[Extracted data entries]
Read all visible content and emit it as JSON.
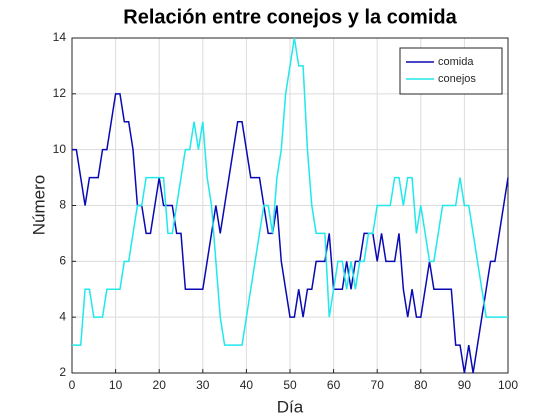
{
  "chart_data": {
    "type": "line",
    "title": "Relación entre conejos y la comida",
    "xlabel": "Día",
    "ylabel": "Número",
    "x": [
      0,
      1,
      2,
      3,
      4,
      5,
      6,
      7,
      8,
      9,
      10,
      11,
      12,
      13,
      14,
      15,
      16,
      17,
      18,
      19,
      20,
      21,
      22,
      23,
      24,
      25,
      26,
      27,
      28,
      29,
      30,
      31,
      32,
      33,
      34,
      35,
      36,
      37,
      38,
      39,
      40,
      41,
      42,
      43,
      44,
      45,
      46,
      47,
      48,
      49,
      50,
      51,
      52,
      53,
      54,
      55,
      56,
      57,
      58,
      59,
      60,
      61,
      62,
      63,
      64,
      65,
      66,
      67,
      68,
      69,
      70,
      71,
      72,
      73,
      74,
      75,
      76,
      77,
      78,
      79,
      80,
      81,
      82,
      83,
      84,
      85,
      86,
      87,
      88,
      89,
      90,
      91,
      92,
      93,
      94,
      95,
      96,
      97,
      98,
      99,
      100
    ],
    "series": [
      {
        "name": "comida",
        "color": "#0a0ab4",
        "values": [
          10,
          10,
          9,
          8,
          9,
          9,
          9,
          10,
          10,
          11,
          12,
          12,
          11,
          11,
          10,
          8,
          8,
          7,
          7,
          8,
          9,
          8,
          8,
          8,
          7,
          7,
          5,
          5,
          5,
          5,
          5,
          6,
          7,
          8,
          7,
          8,
          9,
          10,
          11,
          11,
          10,
          9,
          9,
          9,
          8,
          7,
          7,
          8,
          6,
          5,
          4,
          4,
          5,
          4,
          5,
          5,
          6,
          6,
          6,
          7,
          5,
          5,
          5,
          6,
          5,
          6,
          6,
          7,
          7,
          7,
          6,
          7,
          6,
          6,
          6,
          7,
          5,
          4,
          5,
          4,
          4,
          5,
          6,
          5,
          5,
          5,
          5,
          5,
          3,
          3,
          2,
          3,
          2,
          3,
          4,
          5,
          6,
          6,
          7,
          8,
          9
        ]
      },
      {
        "name": "conejos",
        "color": "#20e8ec",
        "values": [
          3,
          3,
          3,
          5,
          5,
          4,
          4,
          4,
          5,
          5,
          5,
          5,
          6,
          6,
          7,
          8,
          8,
          9,
          9,
          9,
          9,
          9,
          7,
          7,
          8,
          9,
          10,
          10,
          11,
          10,
          11,
          9,
          8,
          6,
          4,
          3,
          3,
          3,
          3,
          3,
          4,
          5,
          6,
          7,
          8,
          8,
          7,
          9,
          10,
          12,
          13,
          14,
          13,
          13,
          10,
          8,
          7,
          7,
          7,
          4,
          5,
          6,
          6,
          5,
          6,
          5,
          6,
          6,
          7,
          7,
          8,
          8,
          8,
          8,
          9,
          9,
          8,
          9,
          9,
          7,
          8,
          7,
          6,
          6,
          7,
          8,
          8,
          8,
          8,
          9,
          8,
          8,
          7,
          6,
          5,
          4,
          4,
          4,
          4,
          4,
          4
        ]
      }
    ],
    "xlim": [
      0,
      100
    ],
    "xticks": [
      0,
      10,
      20,
      30,
      40,
      50,
      60,
      70,
      80,
      90,
      100
    ],
    "ylim": [
      2,
      14
    ],
    "yticks": [
      2,
      4,
      6,
      8,
      10,
      12,
      14
    ],
    "grid": true,
    "legend": "top-right"
  }
}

▸ **Task to complete**: Omit the pictures, then quote the rest of the material above exactly.

▸ **Answer**:
Read all visible content and emit it as JSON.
{
  "chart_data": {
    "type": "line",
    "title": "Relación entre conejos y la comida",
    "xlabel": "Día",
    "ylabel": "Número",
    "x": [
      0,
      1,
      2,
      3,
      4,
      5,
      6,
      7,
      8,
      9,
      10,
      11,
      12,
      13,
      14,
      15,
      16,
      17,
      18,
      19,
      20,
      21,
      22,
      23,
      24,
      25,
      26,
      27,
      28,
      29,
      30,
      31,
      32,
      33,
      34,
      35,
      36,
      37,
      38,
      39,
      40,
      41,
      42,
      43,
      44,
      45,
      46,
      47,
      48,
      49,
      50,
      51,
      52,
      53,
      54,
      55,
      56,
      57,
      58,
      59,
      60,
      61,
      62,
      63,
      64,
      65,
      66,
      67,
      68,
      69,
      70,
      71,
      72,
      73,
      74,
      75,
      76,
      77,
      78,
      79,
      80,
      81,
      82,
      83,
      84,
      85,
      86,
      87,
      88,
      89,
      90,
      91,
      92,
      93,
      94,
      95,
      96,
      97,
      98,
      99,
      100
    ],
    "series": [
      {
        "name": "comida",
        "color": "#0a0ab4",
        "values": [
          10,
          10,
          9,
          8,
          9,
          9,
          9,
          10,
          10,
          11,
          12,
          12,
          11,
          11,
          10,
          8,
          8,
          7,
          7,
          8,
          9,
          8,
          8,
          8,
          7,
          7,
          5,
          5,
          5,
          5,
          5,
          6,
          7,
          8,
          7,
          8,
          9,
          10,
          11,
          11,
          10,
          9,
          9,
          9,
          8,
          7,
          7,
          8,
          6,
          5,
          4,
          4,
          5,
          4,
          5,
          5,
          6,
          6,
          6,
          7,
          5,
          5,
          5,
          6,
          5,
          6,
          6,
          7,
          7,
          7,
          6,
          7,
          6,
          6,
          6,
          7,
          5,
          4,
          5,
          4,
          4,
          5,
          6,
          5,
          5,
          5,
          5,
          5,
          3,
          3,
          2,
          3,
          2,
          3,
          4,
          5,
          6,
          6,
          7,
          8,
          9
        ]
      },
      {
        "name": "conejos",
        "color": "#20e8ec",
        "values": [
          3,
          3,
          3,
          5,
          5,
          4,
          4,
          4,
          5,
          5,
          5,
          5,
          6,
          6,
          7,
          8,
          8,
          9,
          9,
          9,
          9,
          9,
          7,
          7,
          8,
          9,
          10,
          10,
          11,
          10,
          11,
          9,
          8,
          6,
          4,
          3,
          3,
          3,
          3,
          3,
          4,
          5,
          6,
          7,
          8,
          8,
          7,
          9,
          10,
          12,
          13,
          14,
          13,
          13,
          10,
          8,
          7,
          7,
          7,
          4,
          5,
          6,
          6,
          5,
          6,
          5,
          6,
          6,
          7,
          7,
          8,
          8,
          8,
          8,
          9,
          9,
          8,
          9,
          9,
          7,
          8,
          7,
          6,
          6,
          7,
          8,
          8,
          8,
          8,
          9,
          8,
          8,
          7,
          6,
          5,
          4,
          4,
          4,
          4,
          4,
          4
        ]
      }
    ],
    "xlim": [
      0,
      100
    ],
    "xticks": [
      0,
      10,
      20,
      30,
      40,
      50,
      60,
      70,
      80,
      90,
      100
    ],
    "ylim": [
      2,
      14
    ],
    "yticks": [
      2,
      4,
      6,
      8,
      10,
      12,
      14
    ],
    "grid": true,
    "legend": "top-right"
  }
}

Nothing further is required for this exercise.